• AIM OF THE TASK:
Pictures stay out of the copy; restate everything else in the material exactly.

(Collection entries)
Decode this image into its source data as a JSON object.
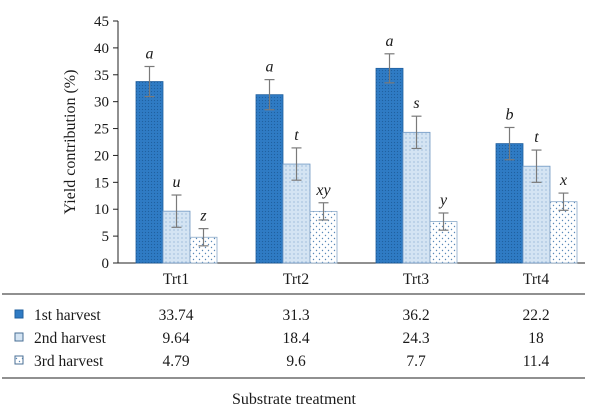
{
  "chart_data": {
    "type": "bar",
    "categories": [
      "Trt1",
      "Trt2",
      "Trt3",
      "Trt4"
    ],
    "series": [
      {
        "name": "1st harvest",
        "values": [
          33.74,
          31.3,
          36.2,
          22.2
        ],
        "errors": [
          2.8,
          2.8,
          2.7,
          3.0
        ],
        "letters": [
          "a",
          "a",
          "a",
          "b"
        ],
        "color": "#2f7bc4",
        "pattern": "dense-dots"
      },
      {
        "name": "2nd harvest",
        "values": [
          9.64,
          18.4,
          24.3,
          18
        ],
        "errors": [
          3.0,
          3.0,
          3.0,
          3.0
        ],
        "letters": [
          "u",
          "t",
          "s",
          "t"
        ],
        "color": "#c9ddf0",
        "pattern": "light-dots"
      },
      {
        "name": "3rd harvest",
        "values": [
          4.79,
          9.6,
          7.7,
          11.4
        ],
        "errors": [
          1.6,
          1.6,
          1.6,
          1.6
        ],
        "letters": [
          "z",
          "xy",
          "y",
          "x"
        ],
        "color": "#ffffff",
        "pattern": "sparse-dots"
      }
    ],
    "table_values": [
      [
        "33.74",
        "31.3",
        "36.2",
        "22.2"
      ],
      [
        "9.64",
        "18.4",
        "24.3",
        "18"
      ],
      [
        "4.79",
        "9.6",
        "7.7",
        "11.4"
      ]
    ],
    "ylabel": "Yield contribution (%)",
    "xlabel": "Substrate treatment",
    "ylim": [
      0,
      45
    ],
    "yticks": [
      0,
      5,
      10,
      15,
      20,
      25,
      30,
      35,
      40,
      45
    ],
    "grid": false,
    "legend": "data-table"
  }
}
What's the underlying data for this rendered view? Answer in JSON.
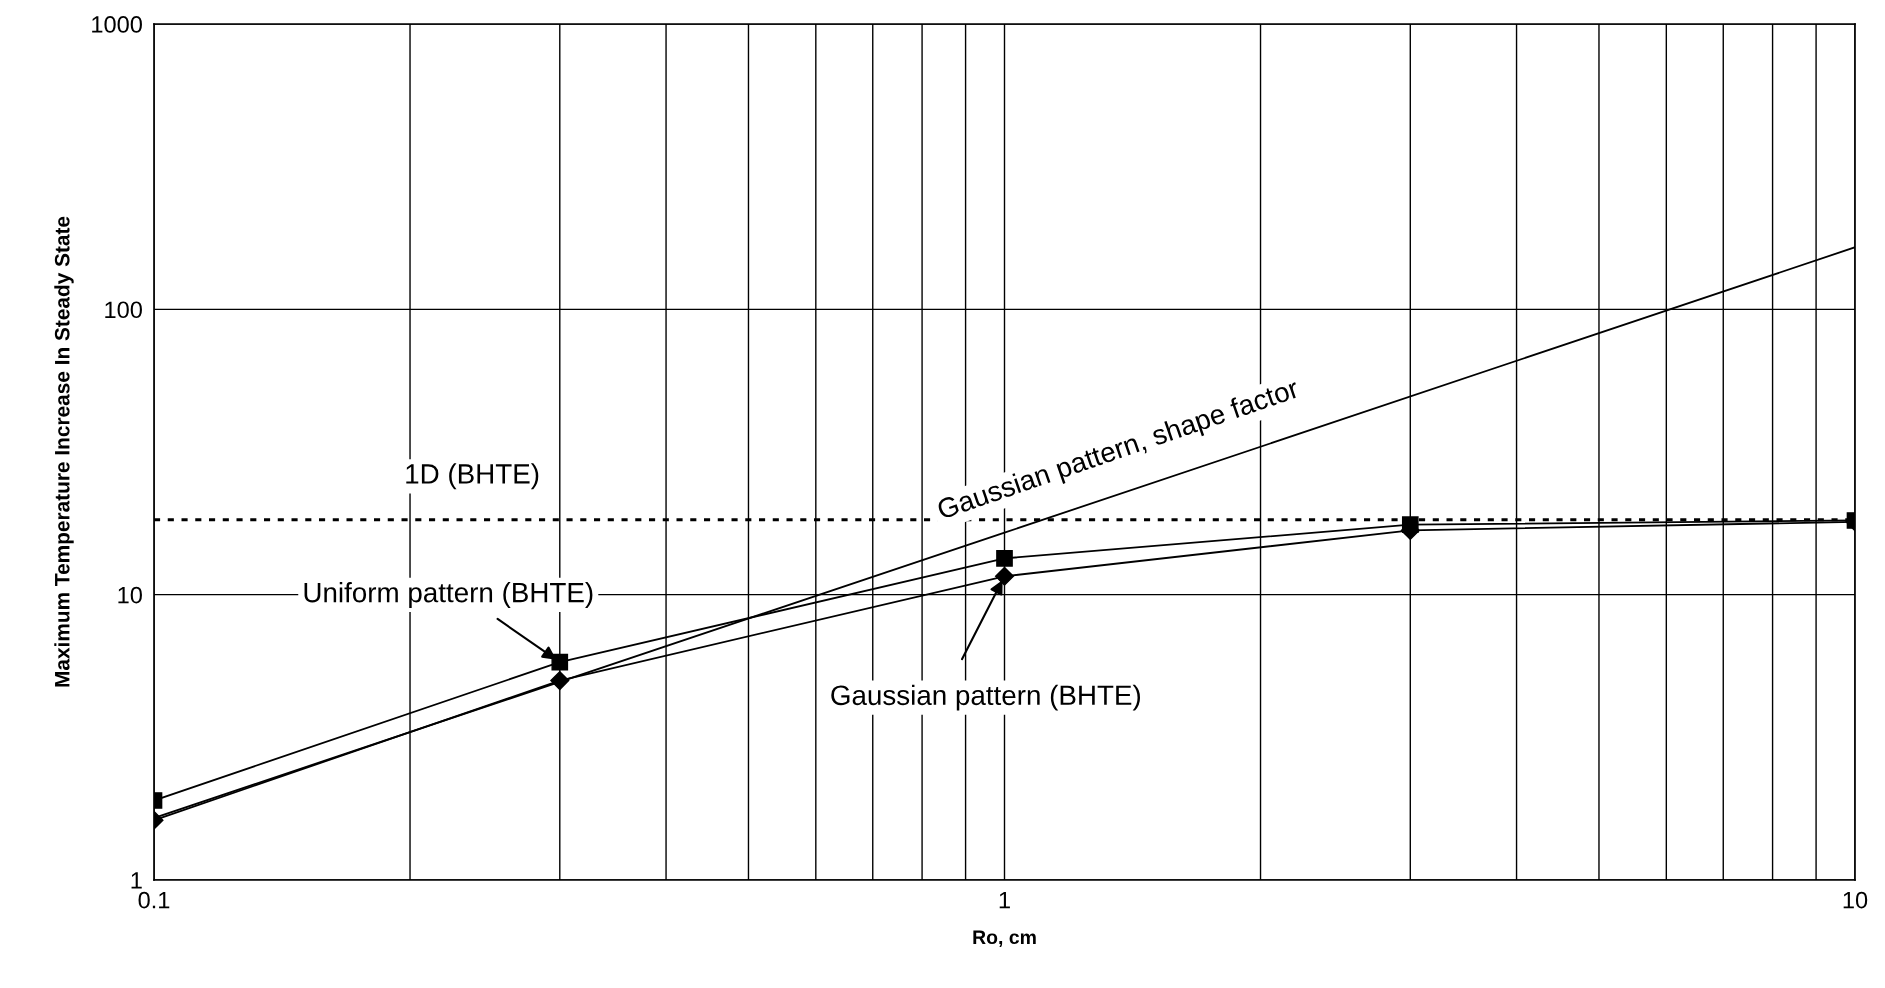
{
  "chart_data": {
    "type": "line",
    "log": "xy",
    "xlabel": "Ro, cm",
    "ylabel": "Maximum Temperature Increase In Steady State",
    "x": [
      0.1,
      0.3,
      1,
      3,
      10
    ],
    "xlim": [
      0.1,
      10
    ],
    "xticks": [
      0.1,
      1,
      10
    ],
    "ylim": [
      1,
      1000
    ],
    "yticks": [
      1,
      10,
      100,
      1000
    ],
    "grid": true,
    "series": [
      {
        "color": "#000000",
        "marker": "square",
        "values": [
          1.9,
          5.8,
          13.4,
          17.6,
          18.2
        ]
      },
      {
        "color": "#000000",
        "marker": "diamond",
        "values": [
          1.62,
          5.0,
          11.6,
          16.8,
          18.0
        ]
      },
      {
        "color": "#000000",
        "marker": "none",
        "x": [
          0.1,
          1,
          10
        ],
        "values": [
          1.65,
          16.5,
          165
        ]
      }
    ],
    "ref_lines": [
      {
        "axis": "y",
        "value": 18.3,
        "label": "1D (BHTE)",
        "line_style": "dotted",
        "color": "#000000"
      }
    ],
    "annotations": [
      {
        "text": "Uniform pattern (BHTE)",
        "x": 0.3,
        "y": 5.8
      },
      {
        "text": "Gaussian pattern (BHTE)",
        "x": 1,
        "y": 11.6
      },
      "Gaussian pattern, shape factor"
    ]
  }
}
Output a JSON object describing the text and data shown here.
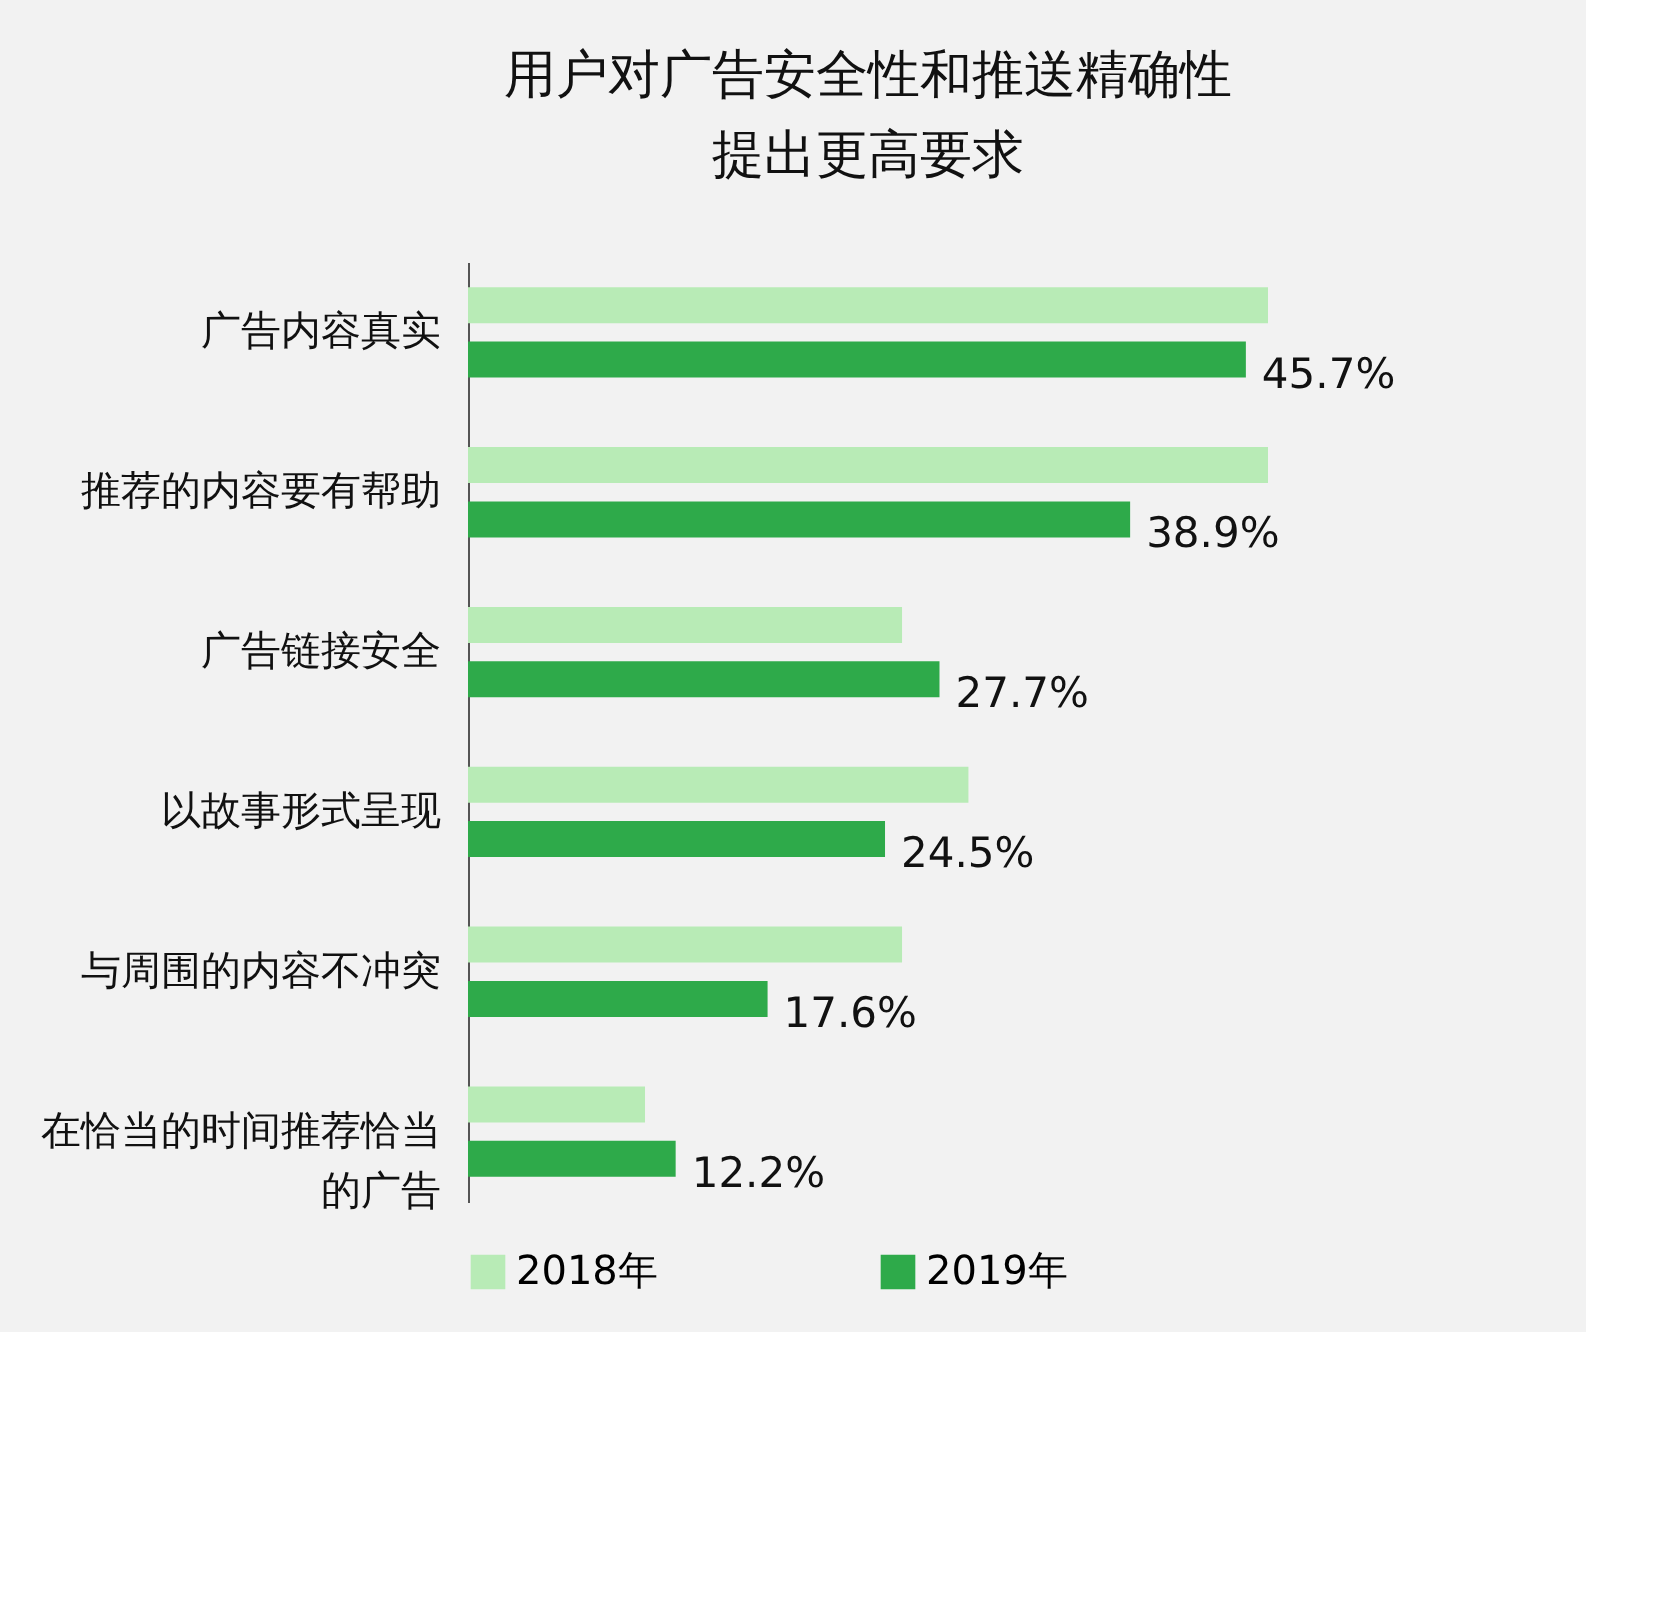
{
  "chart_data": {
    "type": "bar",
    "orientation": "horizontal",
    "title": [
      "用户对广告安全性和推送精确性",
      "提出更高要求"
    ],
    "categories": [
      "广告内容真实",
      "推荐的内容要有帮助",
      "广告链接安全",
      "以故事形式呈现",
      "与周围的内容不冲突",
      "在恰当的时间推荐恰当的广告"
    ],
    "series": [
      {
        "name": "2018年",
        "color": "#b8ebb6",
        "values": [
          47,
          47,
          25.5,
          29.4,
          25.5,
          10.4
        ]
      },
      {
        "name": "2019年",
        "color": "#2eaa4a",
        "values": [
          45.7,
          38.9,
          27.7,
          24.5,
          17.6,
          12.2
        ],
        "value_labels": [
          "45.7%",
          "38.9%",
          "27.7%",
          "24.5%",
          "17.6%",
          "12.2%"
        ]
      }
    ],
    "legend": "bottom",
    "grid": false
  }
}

• SOLUTION FOR THIS TASK:
Decode this image into its source data as a JSON object.
{
  "chart_data": {
    "type": "bar",
    "categories": [
      "Trt1",
      "Trt2",
      "Trt3",
      "Trt4"
    ],
    "series": [
      {
        "name": "1st harvest",
        "values": [
          33.74,
          31.3,
          36.2,
          22.2
        ],
        "errors": [
          2.8,
          2.8,
          2.7,
          3.0
        ],
        "letters": [
          "a",
          "a",
          "a",
          "b"
        ],
        "color": "#2f7bc4",
        "pattern": "dense-dots"
      },
      {
        "name": "2nd harvest",
        "values": [
          9.64,
          18.4,
          24.3,
          18
        ],
        "errors": [
          3.0,
          3.0,
          3.0,
          3.0
        ],
        "letters": [
          "u",
          "t",
          "s",
          "t"
        ],
        "color": "#c9ddf0",
        "pattern": "light-dots"
      },
      {
        "name": "3rd harvest",
        "values": [
          4.79,
          9.6,
          7.7,
          11.4
        ],
        "errors": [
          1.6,
          1.6,
          1.6,
          1.6
        ],
        "letters": [
          "z",
          "xy",
          "y",
          "x"
        ],
        "color": "#ffffff",
        "pattern": "sparse-dots"
      }
    ],
    "table_values": [
      [
        "33.74",
        "31.3",
        "36.2",
        "22.2"
      ],
      [
        "9.64",
        "18.4",
        "24.3",
        "18"
      ],
      [
        "4.79",
        "9.6",
        "7.7",
        "11.4"
      ]
    ],
    "ylabel": "Yield contribution (%)",
    "xlabel": "Substrate treatment",
    "ylim": [
      0,
      45
    ],
    "yticks": [
      0,
      5,
      10,
      15,
      20,
      25,
      30,
      35,
      40,
      45
    ],
    "grid": false,
    "legend": "data-table"
  }
}
What's the underlying data for this rendered view? Answer in JSON.
{
  "chart_data": {
    "type": "line",
    "log": "xy",
    "xlabel": "Ro, cm",
    "ylabel": "Maximum Temperature Increase In Steady State",
    "x": [
      0.1,
      0.3,
      1,
      3,
      10
    ],
    "xlim": [
      0.1,
      10
    ],
    "xticks": [
      0.1,
      1,
      10
    ],
    "ylim": [
      1,
      1000
    ],
    "yticks": [
      1,
      10,
      100,
      1000
    ],
    "grid": true,
    "series": [
      {
        "color": "#000000",
        "marker": "square",
        "values": [
          1.9,
          5.8,
          13.4,
          17.6,
          18.2
        ]
      },
      {
        "color": "#000000",
        "marker": "diamond",
        "values": [
          1.62,
          5.0,
          11.6,
          16.8,
          18.0
        ]
      },
      {
        "color": "#000000",
        "marker": "none",
        "x": [
          0.1,
          1,
          10
        ],
        "values": [
          1.65,
          16.5,
          165
        ]
      }
    ],
    "ref_lines": [
      {
        "axis": "y",
        "value": 18.3,
        "label": "1D (BHTE)",
        "line_style": "dotted",
        "color": "#000000"
      }
    ],
    "annotations": [
      {
        "text": "Uniform pattern (BHTE)",
        "x": 0.3,
        "y": 5.8
      },
      {
        "text": "Gaussian pattern (BHTE)",
        "x": 1,
        "y": 11.6
      },
      "Gaussian pattern, shape factor"
    ]
  }
}
Output a JSON object describing the text and data shown here.
{
  "chart_data": {
    "type": "bar",
    "orientation": "horizontal",
    "title": [
      "用户对广告安全性和推送精确性",
      "提出更高要求"
    ],
    "categories": [
      "广告内容真实",
      "推荐的内容要有帮助",
      "广告链接安全",
      "以故事形式呈现",
      "与周围的内容不冲突",
      "在恰当的时间推荐恰当的广告"
    ],
    "series": [
      {
        "name": "2018年",
        "color": "#b8ebb6",
        "values": [
          47,
          47,
          25.5,
          29.4,
          25.5,
          10.4
        ]
      },
      {
        "name": "2019年",
        "color": "#2eaa4a",
        "values": [
          45.7,
          38.9,
          27.7,
          24.5,
          17.6,
          12.2
        ],
        "value_labels": [
          "45.7%",
          "38.9%",
          "27.7%",
          "24.5%",
          "17.6%",
          "12.2%"
        ]
      }
    ],
    "legend": "bottom",
    "grid": false
  }
}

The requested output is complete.